Aim of the task: Skip the pictures. Repeat everything else in the records word for word.

========================================================================

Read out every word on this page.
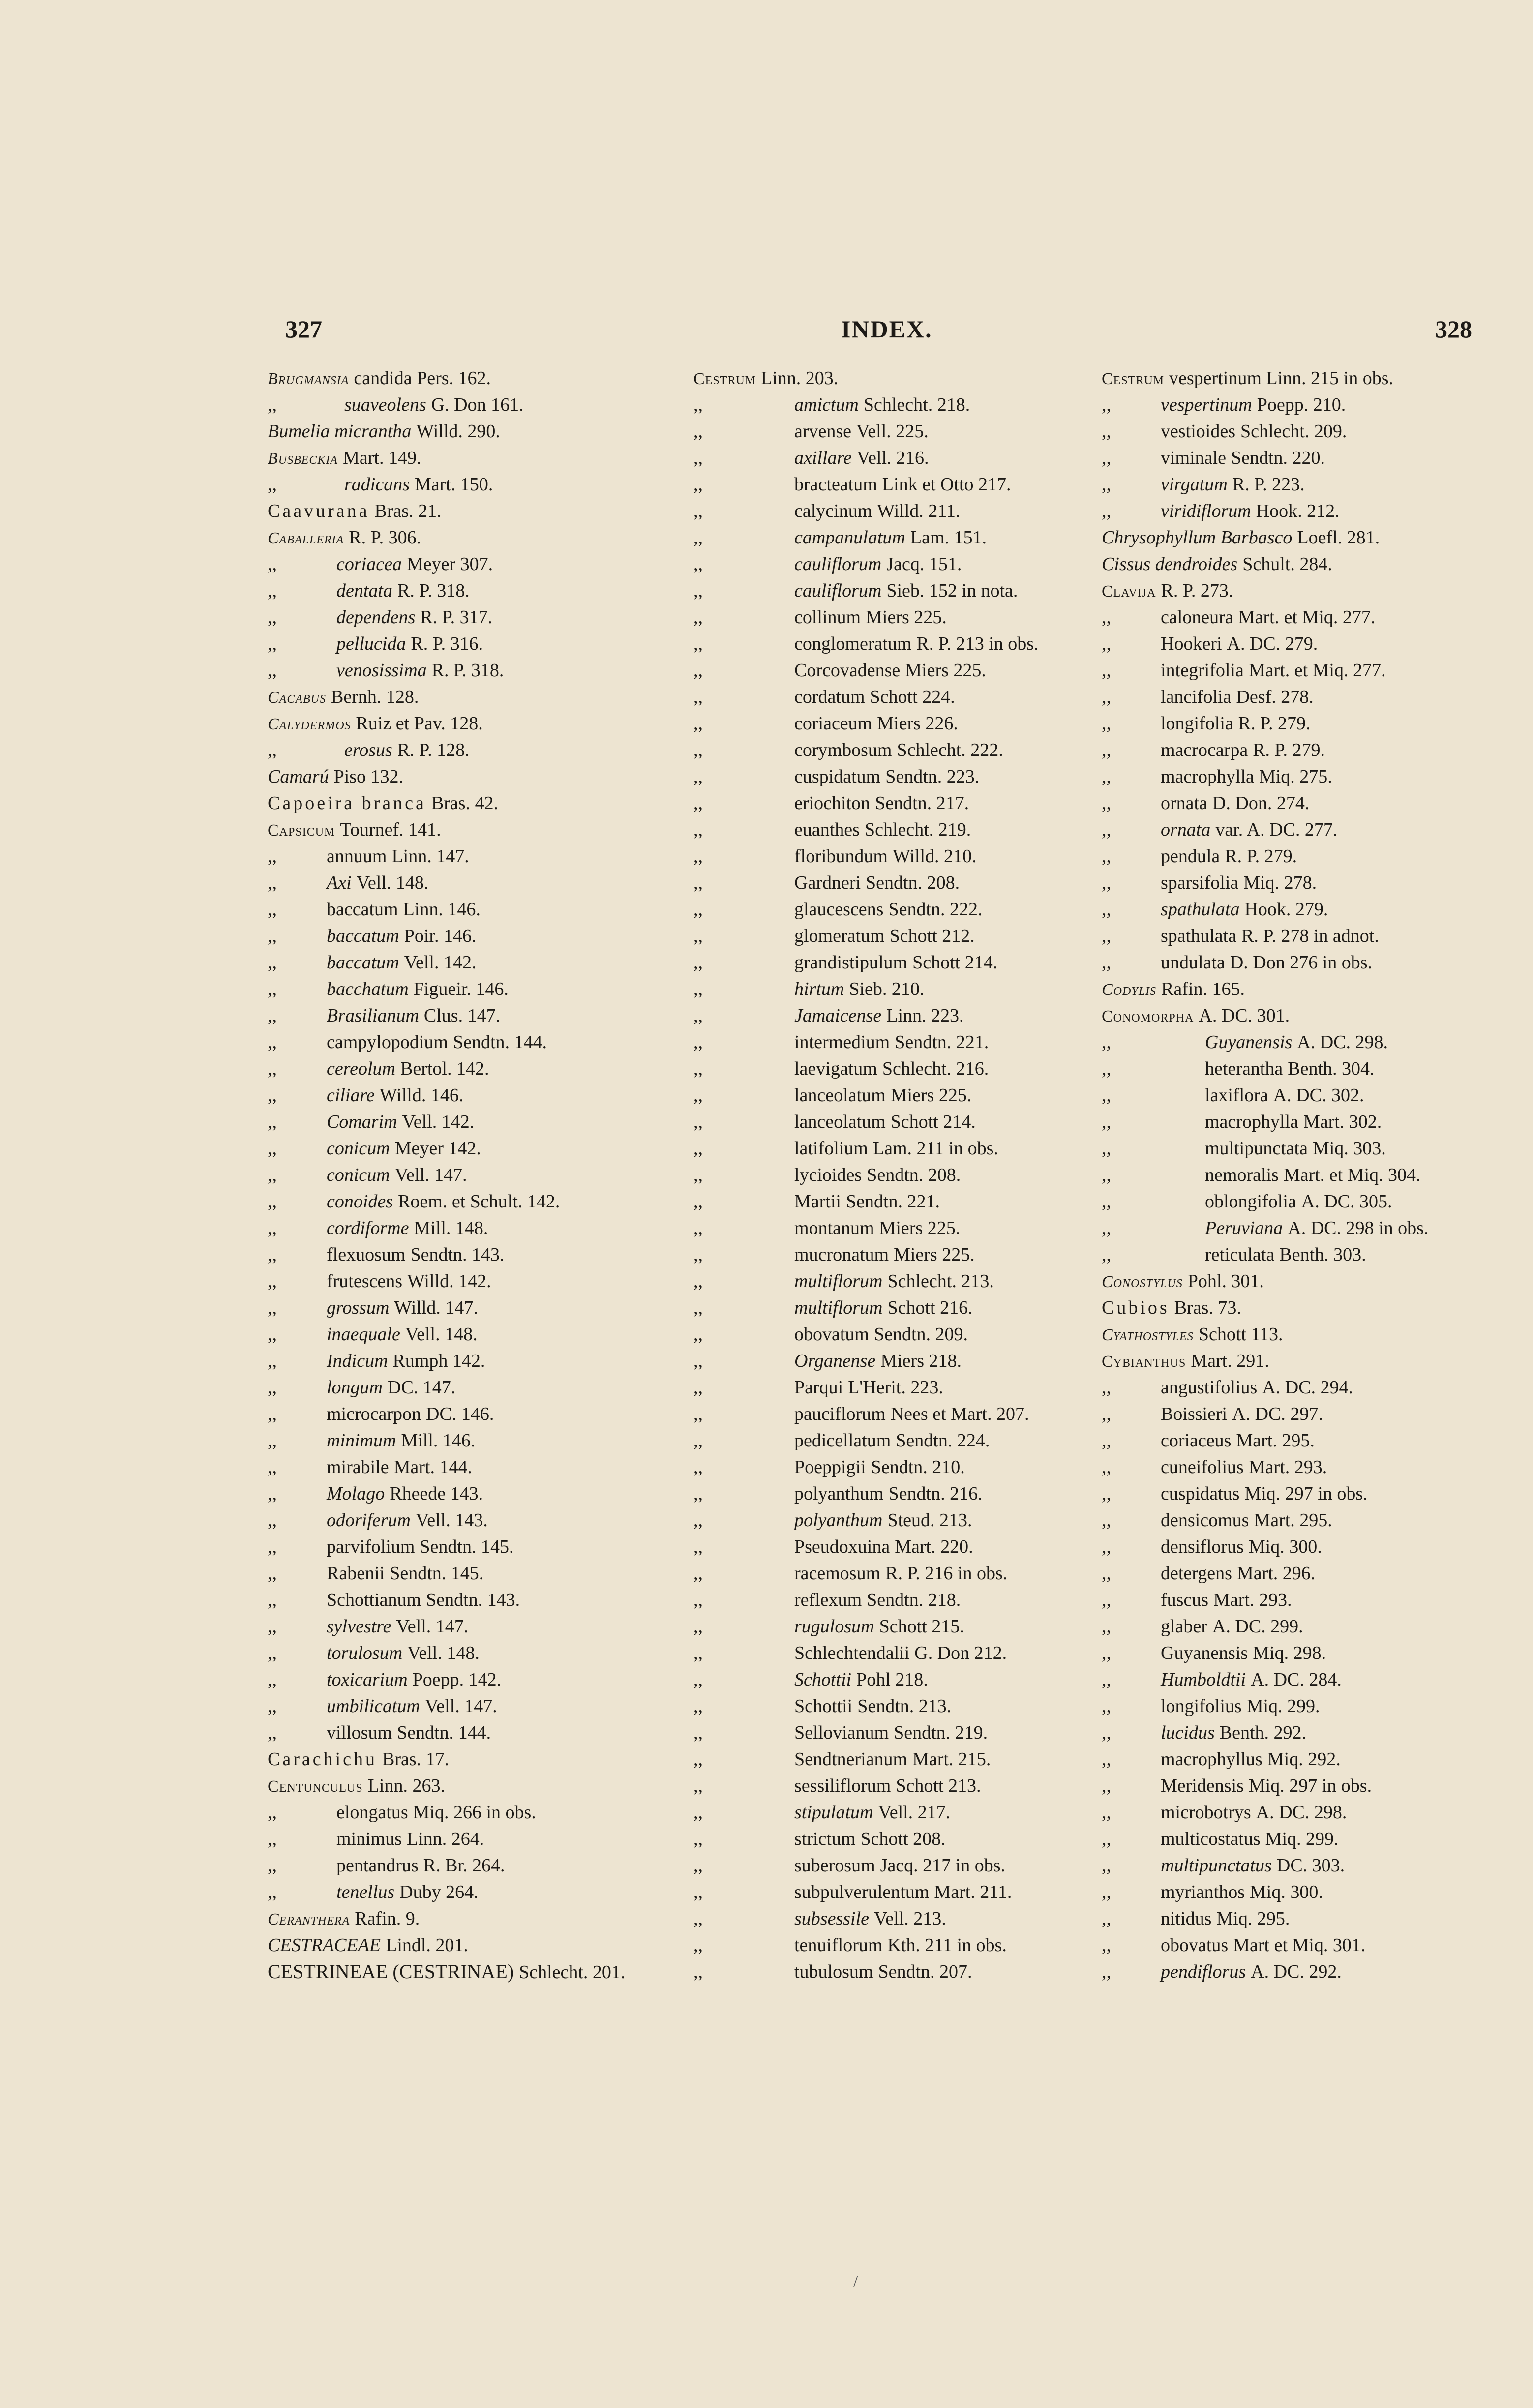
327	INDEX.	328
Brugmansia candida Pers. 162.
,,	suaveolens G. Don 161.
Bumelia micrantha Willd. 290.
Busbeckia Mart. 149.
,,	radicans Mart. 150.
Caavurana Bras. 21.
Caballeria R. P. 306.
,,	coriacea Meyer 307.
,,	dentata R. P. 318.
,,	dependens R. P. 317.
,,	pellucida R. P. 316.
,,	venosissima R. P. 318.
Cacabus Bernh. 128.
Calydermos Ruiz et Pav. 128.
,,	erosus R. P. 128.
Camarú Piso 132.
Capoeira branca Bras. 42.
Capsicum Tournef. 141.
,,	annuum Linn. 147.
,,	Axi Vell. 148.
,,	baccatum Linn. 146.
,,	baccatum Poir. 146.
,,	baccatum Vell. 142.
,,	bacchatum Figueir. 146.
,,	Brasilianum Clus. 147.
,,	campylopodium Sendtn. 144.
,,	cereolum Bertol. 142.
,,	ciliare Willd. 146.
,,	Comarim Vell. 142.
,,	conicum Meyer 142.
,,	conicum Vell. 147.
,,	conoides Roem. et Schult. 142.
,,	cordiforme Mill. 148.
,,	flexuosum Sendtn. 143.
,,	frutescens Willd. 142.
,,	grossum Willd. 147.
,,	inaequale Vell. 148.
,,	Indicum Rumph 142.
,,	longum DC. 147.
,,	microcarpon DC. 146.
,,	minimum Mill. 146.
,,	mirabile Mart. 144.
,,	Molago Rheede 143.
,,	odoriferum Vell. 143.
,,	parvifolium Sendtn. 145.
,,	Rabenii Sendtn. 145.
,,	Schottianum Sendtn. 143.
,,	sylvestre Vell. 147.
,,	torulosum Vell. 148.
,,	toxicarium Poepp. 142.
,,	umbilicatum Vell. 147.
,,	villosum Sendtn. 144.
Carachichu Bras. 17.
Centunculus Linn. 263.
,,	elongatus Miq. 266 in obs.
,,	minimus Linn. 264.
,,	pentandrus R. Br. 264.
,,	tenellus Duby 264.
Ceranthera Rafin. 9.
CESTRACEAE Lindl. 201.
CESTRINEAE (CESTRINAE) Schlecht. 201.
Cestrum Linn. 203.
,,	amictum Schlecht. 218.
,,	arvense Vell. 225.
,,	axillare Vell. 216.
,,	bracteatum Link et Otto 217.
,,	calycinum Willd. 211.
,,	campanulatum Lam. 151.
,,	cauliflorum Jacq. 151.
,,	cauliflorum Sieb. 152 in nota.
,,	collinum Miers 225.
,,	conglomeratum R. P. 213 in obs.
,,	Corcovadense Miers 225.
,,	cordatum Schott 224.
,,	coriaceum Miers 226.
,,	corymbosum Schlecht. 222.
,,	cuspidatum Sendtn. 223.
,,	eriochiton Sendtn. 217.
,,	euanthes Schlecht. 219.
,,	floribundum Willd. 210.
,,	Gardneri Sendtn. 208.
,,	glaucescens Sendtn. 222.
,,	glomeratum Schott 212.
,,	grandistipulum Schott 214.
,,	hirtum Sieb. 210.
,,	Jamaicense Linn. 223.
,,	intermedium Sendtn. 221.
,,	laevigatum Schlecht. 216.
,,	lanceolatum Miers 225.
,,	lanceolatum Schott 214.
,,	latifolium Lam. 211 in obs.
,,	lycioides Sendtn. 208.
,,	Martii Sendtn. 221.
,,	montanum Miers 225.
,,	mucronatum Miers 225.
,,	multiflorum Schlecht. 213.
,,	multiflorum Schott 216.
,,	obovatum Sendtn. 209.
,,	Organense Miers 218.
,,	Parqui L'Herit. 223.
,,	pauciflorum Nees et Mart. 207.
,,	pedicellatum Sendtn. 224.
,,	Poeppigii Sendtn. 210.
,,	polyanthum Sendtn. 216.
,,	polyanthum Steud. 213.
,,	Pseudoxuina Mart. 220.
,,	racemosum R. P. 216 in obs.
,,	reflexum Sendtn. 218.
,,	rugulosum Schott 215.
,,	Schlechtendalii G. Don 212.
,,	Schottii Pohl 218.
,,	Schottii Sendtn. 213.
,,	Sellovianum Sendtn. 219.
,,	Sendtnerianum Mart. 215.
,,	sessiliflorum Schott 213.
,,	stipulatum Vell. 217.
,,	strictum Schott 208.
,,	suberosum Jacq. 217 in obs.
,,	subpulverulentum Mart. 211.
,,	subsessile Vell. 213.
,,	tenuiflorum Kth. 211 in obs.
,,	tubulosum Sendtn. 207.
Cestrum vespertinum Linn. 215 in obs.
,,	vespertinum Poepp. 210.
,,	vestioides Schlecht. 209.
,,	viminale Sendtn. 220.
,,	virgatum R. P. 223.
,,	viridiflorum Hook. 212.
Chrysophyllum Barbasco Loefl. 281.
Cissus dendroides Schult. 284.
Clavija R. P. 273.
,,	caloneura Mart. et Miq. 277.
,,	Hookeri A. DC. 279.
,,	integrifolia Mart. et Miq. 277.
,,	lancifolia Desf. 278.
,,	longifolia R. P. 279.
,,	macrocarpa R. P. 279.
,,	macrophylla Miq. 275.
,,	ornata D. Don. 274.
,,	ornata var. A. DC. 277.
,,	pendula R. P. 279.
,,	sparsifolia Miq. 278.
,,	spathulata Hook. 279.
,,	spathulata R. P. 278 in adnot.
,,	undulata D. Don 276 in obs.
Codylis Rafin. 165.
Conomorpha A. DC. 301.
,,	Guyanensis A. DC. 298.
,,	heterantha Benth. 304.
,,	laxiflora A. DC. 302.
,,	macrophylla Mart. 302.
,,	multipunctata Miq. 303.
,,	nemoralis Mart. et Miq. 304.
,,	oblongifolia A. DC. 305.
,,	Peruviana A. DC. 298 in obs.
,,	reticulata Benth. 303.
Conostylus Pohl. 301.
Cubios Bras. 73.
Cyathostyles Schott 113.
Cybianthus Mart. 291.
,,	angustifolius A. DC. 294.
,,	Boissieri A. DC. 297.
,,	coriaceus Mart. 295.
,,	cuneifolius Mart. 293.
,,	cuspidatus Miq. 297 in obs.
,,	densicomus Mart. 295.
,,	densiflorus Miq. 300.
,,	detergens Mart. 296.
,,	fuscus Mart. 293.
,,	glaber A. DC. 299.
,,	Guyanensis Miq. 298.
,,	Humboldtii A. DC. 284.
,,	longifolius Miq. 299.
,,	lucidus Benth. 292.
,,	macrophyllus Miq. 292.
,,	Meridensis Miq. 297 in obs.
,,	microbotrys A. DC. 298.
,,	multicostatus Miq. 299.
,,	multipunctatus DC. 303.
,,	myrianthos Miq. 300.
,,	nitidus Miq. 295.
,,	obovatus Mart et Miq. 301.
,,	pendiflorus A. DC. 292.
/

========================================================================

Problem solution:
Read out every word on this page.
327	INDEX.	328
Brugmansia candida Pers. 162.
,,	suaveolens G. Don 161.
Bumelia micrantha Willd. 290.
Busbeckia Mart. 149.
,,	radicans Mart. 150.
Caavurana Bras. 21.
Caballeria R. P. 306.
,,	coriacea Meyer 307.
,,	dentata R. P. 318.
,,	dependens R. P. 317.
,,	pellucida R. P. 316.
,,	venosissima R. P. 318.
Cacabus Bernh. 128.
Calydermos Ruiz et Pav. 128.
,,	erosus R. P. 128.
Camarú Piso 132.
Capoeira branca Bras. 42.
Capsicum Tournef. 141.
,,	annuum Linn. 147.
,,	Axi Vell. 148.
,,	baccatum Linn. 146.
,,	baccatum Poir. 146.
,,	baccatum Vell. 142.
,,	bacchatum Figueir. 146.
,,	Brasilianum Clus. 147.
,,	campylopodium Sendtn. 144.
,,	cereolum Bertol. 142.
,,	ciliare Willd. 146.
,,	Comarim Vell. 142.
,,	conicum Meyer 142.
,,	conicum Vell. 147.
,,	conoides Roem. et Schult. 142.
,,	cordiforme Mill. 148.
,,	flexuosum Sendtn. 143.
,,	frutescens Willd. 142.
,,	grossum Willd. 147.
,,	inaequale Vell. 148.
,,	Indicum Rumph 142.
,,	longum DC. 147.
,,	microcarpon DC. 146.
,,	minimum Mill. 146.
,,	mirabile Mart. 144.
,,	Molago Rheede 143.
,,	odoriferum Vell. 143.
,,	parvifolium Sendtn. 145.
,,	Rabenii Sendtn. 145.
,,	Schottianum Sendtn. 143.
,,	sylvestre Vell. 147.
,,	torulosum Vell. 148.
,,	toxicarium Poepp. 142.
,,	umbilicatum Vell. 147.
,,	villosum Sendtn. 144.
Carachichu Bras. 17.
Centunculus Linn. 263.
,,	elongatus Miq. 266 in obs.
,,	minimus Linn. 264.
,,	pentandrus R. Br. 264.
,,	tenellus Duby 264.
Ceranthera Rafin. 9.
CESTRACEAE Lindl. 201.
CESTRINEAE (CESTRINAE) Schlecht. 201.
Cestrum Linn. 203.
,,	amictum Schlecht. 218.
,,	arvense Vell. 225.
,,	axillare Vell. 216.
,,	bracteatum Link et Otto 217.
,,	calycinum Willd. 211.
,,	campanulatum Lam. 151.
,,	cauliflorum Jacq. 151.
,,	cauliflorum Sieb. 152 in nota.
,,	collinum Miers 225.
,,	conglomeratum R. P. 213 in obs.
,,	Corcovadense Miers 225.
,,	cordatum Schott 224.
,,	coriaceum Miers 226.
,,	corymbosum Schlecht. 222.
,,	cuspidatum Sendtn. 223.
,,	eriochiton Sendtn. 217.
,,	euanthes Schlecht. 219.
,,	floribundum Willd. 210.
,,	Gardneri Sendtn. 208.
,,	glaucescens Sendtn. 222.
,,	glomeratum Schott 212.
,,	grandistipulum Schott 214.
,,	hirtum Sieb. 210.
,,	Jamaicense Linn. 223.
,,	intermedium Sendtn. 221.
,,	laevigatum Schlecht. 216.
,,	lanceolatum Miers 225.
,,	lanceolatum Schott 214.
,,	latifolium Lam. 211 in obs.
,,	lycioides Sendtn. 208.
,,	Martii Sendtn. 221.
,,	montanum Miers 225.
,,	mucronatum Miers 225.
,,	multiflorum Schlecht. 213.
,,	multiflorum Schott 216.
,,	obovatum Sendtn. 209.
,,	Organense Miers 218.
,,	Parqui L'Herit. 223.
,,	pauciflorum Nees et Mart. 207.
,,	pedicellatum Sendtn. 224.
,,	Poeppigii Sendtn. 210.
,,	polyanthum Sendtn. 216.
,,	polyanthum Steud. 213.
,,	Pseudoxuina Mart. 220.
,,	racemosum R. P. 216 in obs.
,,	reflexum Sendtn. 218.
,,	rugulosum Schott 215.
,,	Schlechtendalii G. Don 212.
,,	Schottii Pohl 218.
,,	Schottii Sendtn. 213.
,,	Sellovianum Sendtn. 219.
,,	Sendtnerianum Mart. 215.
,,	sessiliflorum Schott 213.
,,	stipulatum Vell. 217.
,,	strictum Schott 208.
,,	suberosum Jacq. 217 in obs.
,,	subpulverulentum Mart. 211.
,,	subsessile Vell. 213.
,,	tenuiflorum Kth. 211 in obs.
,,	tubulosum Sendtn. 207.
Cestrum vespertinum Linn. 215 in obs.
,,	vespertinum Poepp. 210.
,,	vestioides Schlecht. 209.
,,	viminale Sendtn. 220.
,,	virgatum R. P. 223.
,,	viridiflorum Hook. 212.
Chrysophyllum Barbasco Loefl. 281.
Cissus dendroides Schult. 284.
Clavija R. P. 273.
,,	caloneura Mart. et Miq. 277.
,,	Hookeri A. DC. 279.
,,	integrifolia Mart. et Miq. 277.
,,	lancifolia Desf. 278.
,,	longifolia R. P. 279.
,,	macrocarpa R. P. 279.
,,	macrophylla Miq. 275.
,,	ornata D. Don. 274.
,,	ornata var. A. DC. 277.
,,	pendula R. P. 279.
,,	sparsifolia Miq. 278.
,,	spathulata Hook. 279.
,,	spathulata R. P. 278 in adnot.
,,	undulata D. Don 276 in obs.
Codylis Rafin. 165.
Conomorpha A. DC. 301.
,,	Guyanensis A. DC. 298.
,,	heterantha Benth. 304.
,,	laxiflora A. DC. 302.
,,	macrophylla Mart. 302.
,,	multipunctata Miq. 303.
,,	nemoralis Mart. et Miq. 304.
,,	oblongifolia A. DC. 305.
,,	Peruviana A. DC. 298 in obs.
,,	reticulata Benth. 303.
Conostylus Pohl. 301.
Cubios Bras. 73.
Cyathostyles Schott 113.
Cybianthus Mart. 291.
,,	angustifolius A. DC. 294.
,,	Boissieri A. DC. 297.
,,	coriaceus Mart. 295.
,,	cuneifolius Mart. 293.
,,	cuspidatus Miq. 297 in obs.
,,	densicomus Mart. 295.
,,	densiflorus Miq. 300.
,,	detergens Mart. 296.
,,	fuscus Mart. 293.
,,	glaber A. DC. 299.
,,	Guyanensis Miq. 298.
,,	Humboldtii A. DC. 284.
,,	longifolius Miq. 299.
,,	lucidus Benth. 292.
,,	macrophyllus Miq. 292.
,,	Meridensis Miq. 297 in obs.
,,	microbotrys A. DC. 298.
,,	multicostatus Miq. 299.
,,	multipunctatus DC. 303.
,,	myrianthos Miq. 300.
,,	nitidus Miq. 295.
,,	obovatus Mart et Miq. 301.
,,	pendiflorus A. DC. 292.
/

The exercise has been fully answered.